Records shown -
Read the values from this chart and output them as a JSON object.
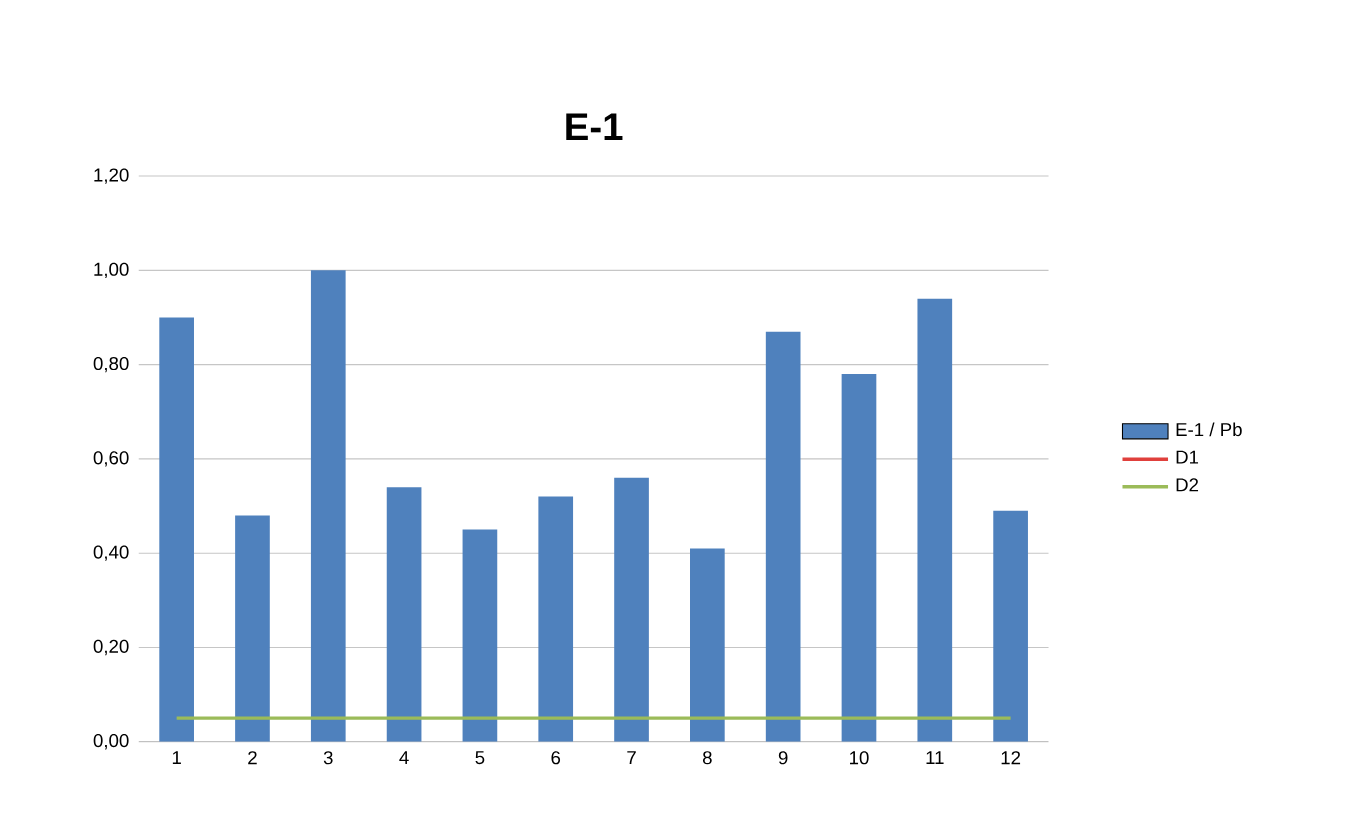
{
  "chart_data": {
    "type": "bar",
    "title": "E-1",
    "categories": [
      "1",
      "2",
      "3",
      "4",
      "5",
      "6",
      "7",
      "8",
      "9",
      "10",
      "11",
      "12"
    ],
    "series": [
      {
        "name": "E-1 / Pb",
        "color": "#4f81bd",
        "values": [
          0.9,
          0.48,
          1.0,
          0.54,
          0.45,
          0.52,
          0.56,
          0.41,
          0.87,
          0.78,
          0.94,
          0.49
        ]
      },
      {
        "name": "D1",
        "type": "line",
        "color": "#e0403c",
        "values": [
          null,
          null,
          null,
          null,
          null,
          null,
          null,
          null,
          null,
          null,
          null,
          null
        ]
      },
      {
        "name": "D2",
        "type": "line",
        "color": "#9bbb59",
        "values": [
          0.05,
          0.05,
          0.05,
          0.05,
          0.05,
          0.05,
          0.05,
          0.05,
          0.05,
          0.05,
          0.05,
          0.05
        ]
      }
    ],
    "ylim": [
      0,
      1.2
    ],
    "yticks": [
      {
        "value": 0,
        "label": "0,00"
      },
      {
        "value": 0.2,
        "label": "0,20"
      },
      {
        "value": 0.4,
        "label": "0,40"
      },
      {
        "value": 0.6,
        "label": "0,60"
      },
      {
        "value": 0.8,
        "label": "0,80"
      },
      {
        "value": 1.0,
        "label": "1,00"
      },
      {
        "value": 1.2,
        "label": "1,20"
      }
    ],
    "grid": "y",
    "legend": "right"
  }
}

What the exercise asks - Copy out every line with the word "label".

Complete answer -
        "label": "0,00"
        "label": "0,20"
        "label": "0,40"
        "label": "0,60"
        "label": "0,80"
        "label": "1,00"
        "label": "1,20"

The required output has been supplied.